---- INFORMATION

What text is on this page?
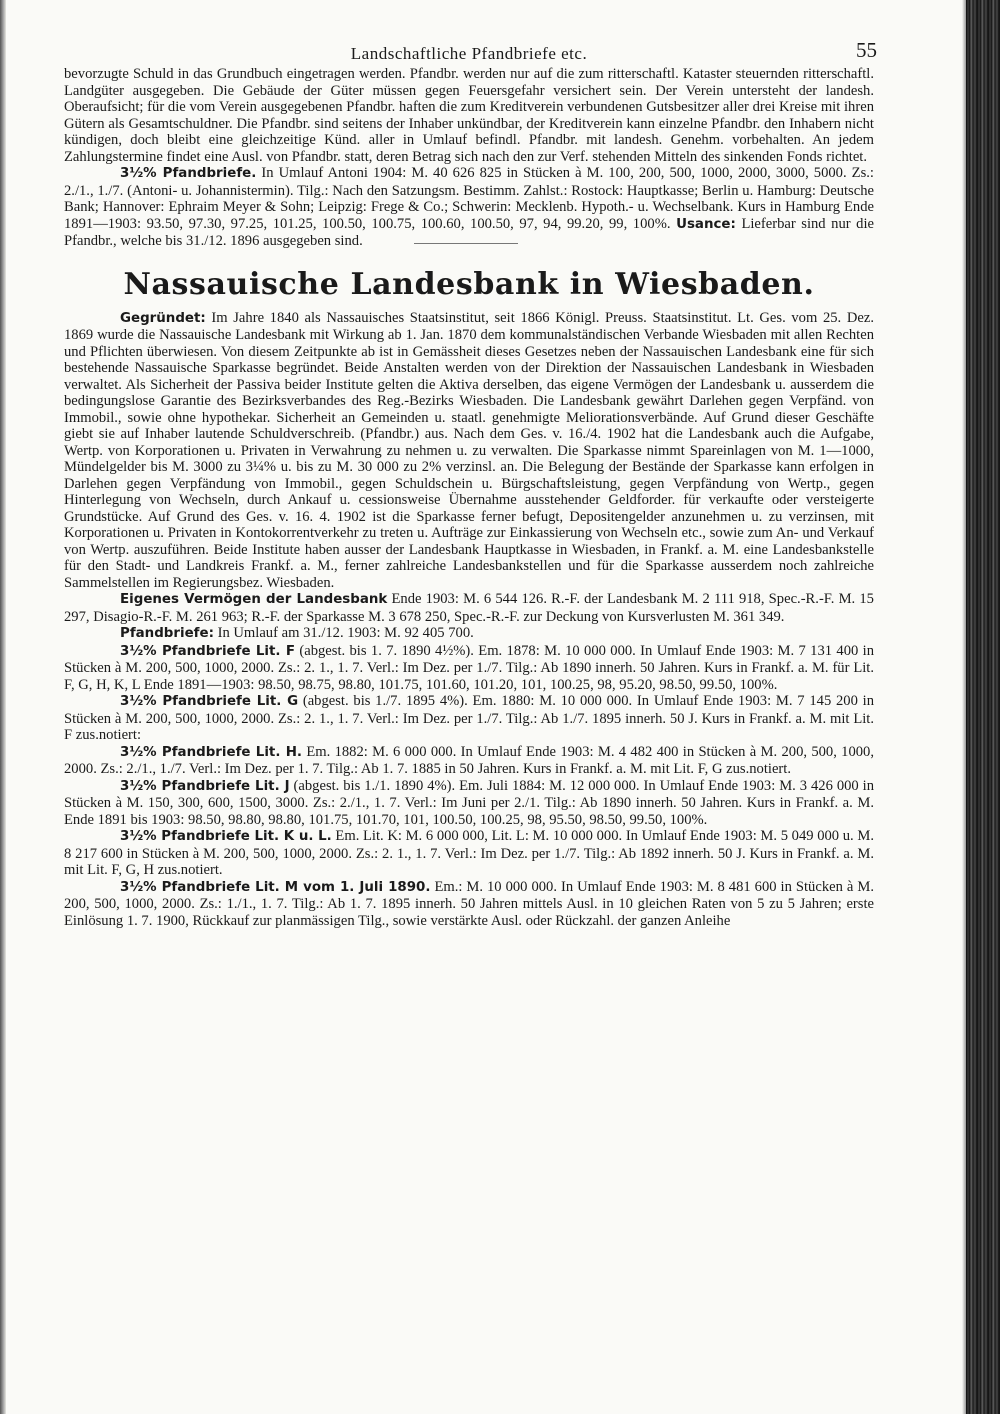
Landschaftliche Pfandbriefe etc.	55

bevorzugte Schuld in das Grundbuch eingetragen werden. Pfandbr. werden nur auf die zum ritterschaftl. Kataster steuernden ritterschaftl. Landgüter ausgegeben. Die Gebäude der Güter müssen gegen Feuersgefahr versichert sein. Der Verein untersteht der landesh. Oberaufsicht; für die vom Verein ausgegebenen Pfandbr. haften die zum Kreditverein verbundenen Gutsbesitzer aller drei Kreise mit ihren Gütern als Gesamtschuldner. Die Pfandbr. sind seitens der Inhaber unkündbar, der Kreditverein kann einzelne Pfandbr. den Inhabern nicht kündigen, doch bleibt eine gleichzeitige Künd. aller in Umlauf befindl. Pfandbr. mit landesh. Genehm. vorbehalten. An jedem Zahlungstermine findet eine Ausl. von Pfandbr. statt, deren Betrag sich nach den zur Verf. stehenden Mitteln des sinkenden Fonds richtet.

3½% Pfandbriefe. In Umlauf Antoni 1904: M. 40 626 825 in Stücken à M. 100, 200, 500, 1000, 2000, 3000, 5000. Zs.: 2./1., 1./7. (Antoni- u. Johannistermin). Tilg.: Nach den Satzungsm. Bestimm. Zahlst.: Rostock: Hauptkasse; Berlin u. Hamburg: Deutsche Bank; Hannover: Ephraim Meyer & Sohn; Leipzig: Frege & Co.; Schwerin: Mecklenb. Hypoth.- u. Wechselbank. Kurs in Hamburg Ende 1891—1903: 93.50, 97.30, 97.25, 101.25, 100.50, 100.75, 100.60, 100.50, 97, 94, 99.20, 99, 100%. Usance: Lieferbar sind nur die Pfandbr., welche bis 31./12. 1896 ausgegeben sind.

Nassauische Landesbank in Wiesbaden.

Gegründet: Im Jahre 1840 als Nassauisches Staatsinstitut, seit 1866 Königl. Preuss. Staatsinstitut. Lt. Ges. vom 25. Dez. 1869 wurde die Nassauische Landesbank mit Wirkung ab 1. Jan. 1870 dem kommunalständischen Verbande Wiesbaden mit allen Rechten und Pflichten überwiesen. Von diesem Zeitpunkte ab ist in Gemässheit dieses Gesetzes neben der Nassauischen Landesbank eine für sich bestehende Nassauische Sparkasse begründet. Beide Anstalten werden von der Direktion der Nassauischen Landesbank in Wiesbaden verwaltet. Als Sicherheit der Passiva beider Institute gelten die Aktiva derselben, das eigene Vermögen der Landesbank u. ausserdem die bedingungslose Garantie des Bezirksverbandes des Reg.-Bezirks Wiesbaden. Die Landesbank gewährt Darlehen gegen Verpfänd. von Immobil., sowie ohne hypothekar. Sicherheit an Gemeinden u. staatl. genehmigte Meliorationsverbände. Auf Grund dieser Geschäfte giebt sie auf Inhaber lautende Schuldverschreib. (Pfandbr.) aus. Nach dem Ges. v. 16./4. 1902 hat die Landesbank auch die Aufgabe, Wertp. von Korporationen u. Privaten in Verwahrung zu nehmen u. zu verwalten. Die Sparkasse nimmt Spareinlagen von M. 1—1000, Mündelgelder bis M. 3000 zu 3¼% u. bis zu M. 30 000 zu 2% verzinsl. an. Die Belegung der Bestände der Sparkasse kann erfolgen in Darlehen gegen Verpfändung von Immobil., gegen Schuldschein u. Bürgschaftsleistung, gegen Verpfändung von Wertp., gegen Hinterlegung von Wechseln, durch Ankauf u. cessionsweise Übernahme ausstehender Geldforder. für verkaufte oder versteigerte Grundstücke. Auf Grund des Ges. v. 16. 4. 1902 ist die Sparkasse ferner befugt, Depositengelder anzunehmen u. zu verzinsen, mit Korporationen u. Privaten in Kontokorrentverkehr zu treten u. Aufträge zur Einkassierung von Wechseln etc., sowie zum An- und Verkauf von Wertp. auszuführen. Beide Institute haben ausser der Landesbank Hauptkasse in Wiesbaden, in Frankf. a. M. eine Landesbankstelle für den Stadt- und Landkreis Frankf. a. M., ferner zahlreiche Landesbankstellen und für die Sparkasse ausserdem noch zahlreiche Sammelstellen im Regierungsbez. Wiesbaden.

Eigenes Vermögen der Landesbank Ende 1903: M. 6 544 126. R.-F. der Landesbank M. 2 111 918, Spec.-R.-F. M. 15 297, Disagio-R.-F. M. 261 963; R.-F. der Sparkasse M. 3 678 250, Spec.-R.-F. zur Deckung von Kursverlusten M. 361 349.

Pfandbriefe: In Umlauf am 31./12. 1903: M. 92 405 700.

3½% Pfandbriefe Lit. F (abgest. bis 1. 7. 1890 4½%). Em. 1878: M. 10 000 000. In Umlauf Ende 1903: M. 7 131 400 in Stücken à M. 200, 500, 1000, 2000. Zs.: 2. 1., 1. 7. Verl.: Im Dez. per 1./7. Tilg.: Ab 1890 innerh. 50 Jahren. Kurs in Frankf. a. M. für Lit. F, G, H, K, L Ende 1891—1903: 98.50, 98.75, 98.80, 101.75, 101.60, 101.20, 101, 100.25, 98, 95.20, 98.50, 99.50, 100%.

3½% Pfandbriefe Lit. G (abgest. bis 1./7. 1895 4%). Em. 1880: M. 10 000 000. In Umlauf Ende 1903: M. 7 145 200 in Stücken à M. 200, 500, 1000, 2000. Zs.: 2. 1., 1. 7. Verl.: Im Dez. per 1./7. Tilg.: Ab 1./7. 1895 innerh. 50 J. Kurs in Frankf. a. M. mit Lit. F zus.notiert:

3½% Pfandbriefe Lit. H. Em. 1882: M. 6 000 000. In Umlauf Ende 1903: M. 4 482 400 in Stücken à M. 200, 500, 1000, 2000. Zs.: 2./1., 1./7. Verl.: Im Dez. per 1. 7. Tilg.: Ab 1. 7. 1885 in 50 Jahren. Kurs in Frankf. a. M. mit Lit. F, G zus.notiert.

3½% Pfandbriefe Lit. J (abgest. bis 1./1. 1890 4%). Em. Juli 1884: M. 12 000 000. In Umlauf Ende 1903: M. 3 426 000 in Stücken à M. 150, 300, 600, 1500, 3000. Zs.: 2./1., 1. 7. Verl.: Im Juni per 2./1. Tilg.: Ab 1890 innerh. 50 Jahren. Kurs in Frankf. a. M. Ende 1891 bis 1903: 98.50, 98.80, 98.80, 101.75, 101.70, 101, 100.50, 100.25, 98, 95.50, 98.50, 99.50, 100%.

3½% Pfandbriefe Lit. K u. L. Em. Lit. K: M. 6 000 000, Lit. L: M. 10 000 000. In Umlauf Ende 1903: M. 5 049 000 u. M. 8 217 600 in Stücken à M. 200, 500, 1000, 2000. Zs.: 2. 1., 1. 7. Verl.: Im Dez. per 1./7. Tilg.: Ab 1892 innerh. 50 J. Kurs in Frankf. a. M. mit Lit. F, G, H zus.notiert.

3½% Pfandbriefe Lit. M vom 1. Juli 1890. Em.: M. 10 000 000. In Umlauf Ende 1903: M. 8 481 600 in Stücken à M. 200, 500, 1000, 2000. Zs.: 1./1., 1. 7. Tilg.: Ab 1. 7. 1895 innerh. 50 Jahren mittels Ausl. in 10 gleichen Raten von 5 zu 5 Jahren; erste Einlösung 1. 7. 1900, Rückkauf zur planmässigen Tilg., sowie verstärkte Ausl. oder Rückzahl. der ganzen Anleihe
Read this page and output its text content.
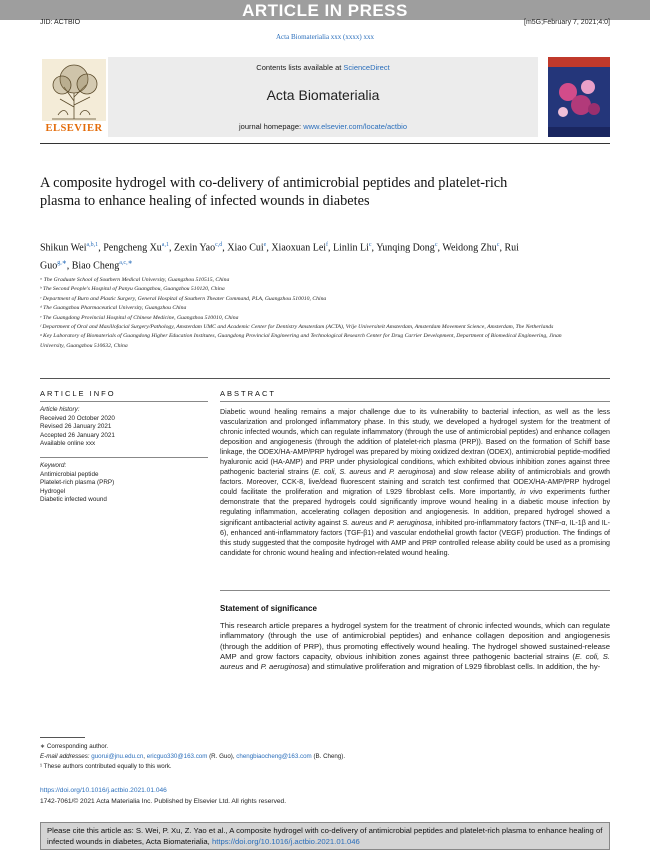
ARTICLE IN PRESS
JID: ACTBIO	[m5G;February 7, 2021;4:0]
Acta Biomaterialia xxx (xxxx) xxx
ELSEVIER
Contents lists available at ScienceDirect
Acta Biomaterialia
journal homepage: www.elsevier.com/locate/actbio
A composite hydrogel with co-delivery of antimicrobial peptides and platelet-rich plasma to enhance healing of infected wounds in diabetes
Shikun Wei$^{a,b,1}$, Pengcheng Xu$^{a,1}$, Zexin Yao$^{c,d}$, Xiao Cui$^e$, Xiaoxuan Lei$^f$, Linlin Li$^c$, Yunqing Dong$^c$, Weidong Zhu$^c$, Rui Guo$^{g,∗}$, Biao Cheng$^{a,c,∗}$
ᵃ The Graduate School of Southern Medical University, Guangzhou 510515, China
ᵇ The Second People's Hospital of Panyu Guangzhou, Guangzhou 510120, China
ᶜ Department of Burn and Plastic Surgery, General Hospital of Southern Theater Command, PLA, Guangzhou 510010, China
ᵈ The Guangzhou Pharmaceutical University, Guangzhou China
ᵉ The Guangdong Provincial Hospital of Chinese Medicine, Guangzhou 510010, China
ᶠ Department of Oral and Maxillofacial Surgery/Pathology, Amsterdam UMC and Academic Center for Dentistry Amsterdam (ACTA), Vrije Universiteit Amsterdam, Amsterdam Movement Science, Amsterdam, The Netherlands
ᵍ Key Laboratory of Biomaterials of Guangdong Higher Education Institutes, Guangdong Provincial Engineering and Technological Research Center for Drug Carrier Development, Department of Biomedical Engineering, Jinan University, Guangzhou 510632, China
ARTICLE INFO	ABSTRACT
Article history:
Received 20 October 2020
Revised 26 January 2021
Accepted 26 January 2021
Available online xxx
Keyword:
Antimicrobial peptide
Platelet-rich plasma (PRP)
Hydrogel
Diabetic infected wound
Diabetic wound healing remains a major challenge due to its vulnerability to bacterial infection, as well as the less vascularization and prolonged inflammatory phase. In this study, we developed a hydrogel system for the treatment of chronic infected wounds, which can regulate inflammatory (through the use of antimicrobial peptides) and enhance collagen deposition and angiogenesis (through the addition of platelet-rich plasma (PRP)). Based on the formation of Schiff base linkage, the ODEX/HA-AMP/PRP hydrogel was prepared by mixing oxidized dextran (ODEX), antimicrobial peptide-modified hyaluronic acid (HA-AMP) and PRP under physiological conditions, which exhibited obvious inhibition zones against three pathogenic bacterial strains (E. coli, S. aureus and P. aeruginosa) and slow release ability of antimicrobials and growth factors. Moreover, CCK-8, live/dead fluorescent staining and scratch test confirmed that ODEX/HA-AMP/PRP hydrogel could facilitate the proliferation and migration of L929 fibroblast cells. More importantly, in vivo experiments further demonstrate that the prepared hydrogels could significantly improve wound healing in a diabetic mouse infection by regulating inflammation, accelerating collagen deposition and angiogenesis. In addition, prepared hydrogel showed a significant antibacterial activity against S. aureus and P. aeruginosa, inhibited pro-inflammatory factors (TNF-α, IL-1β and IL-6), enhanced anti-inflammatory factors (TGF-β1) and vascular endothelial growth factor (VEGF) production. The findings of this study suggested that the composite hydrogel with AMP and PRP controlled release ability could be used as a promising candidate for chronic wound healing and infection-related wound healing.
Statement of significance
This research article prepares a hydrogel system for the treatment of chronic infected wounds, which can regulate inflammatory (through the use of antimicrobial peptides) and enhance collagen deposition and angiogenesis (through the addition of PRP), thus promoting effectively wound healing. The hydrogel showed sustained-release AMP and grow factors capacity, obvious inhibition zones against three pathogenic bacterial strains (E. coli, S. aureus and P. aeruginosa) and stimulative proliferation and migration of L929 fibroblast cells. In addition, the hy-
∗ Corresponding author.
E-mail addresses: guorui@jnu.edu.cn, ericguo330@163.com (R. Guo), chengbiaocheng@163.com (B. Cheng).
¹ These authors contributed equally to this work.
https://doi.org/10.1016/j.actbio.2021.01.046
1742-7061/© 2021 Acta Materialia Inc. Published by Elsevier Ltd. All rights reserved.
Please cite this article as: S. Wei, P. Xu, Z. Yao et al., A composite hydrogel with co-delivery of antimicrobial peptides and platelet-rich plasma to enhance healing of infected wounds in diabetes, Acta Biomaterialia, https://doi.org/10.1016/j.actbio.2021.01.046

--------

_WORK ITEM_: Scan the records for the string "University". Copy each line in which it appears.

_RESPONSE AREA_:
ᵃ The Graduate School of Southern Medical University, Guangzhou 510515, China
ᵈ The Guangzhou Pharmaceutical University, Guangzhou China
ᵍ Key Laboratory of Biomaterials of Guangdong Higher Education Institutes, Guangdong Provincial Engineering and Technological Research Center for Drug Carrier Development, Department of Biomedical Engineering, Jinan University, Guangzhou 510632, China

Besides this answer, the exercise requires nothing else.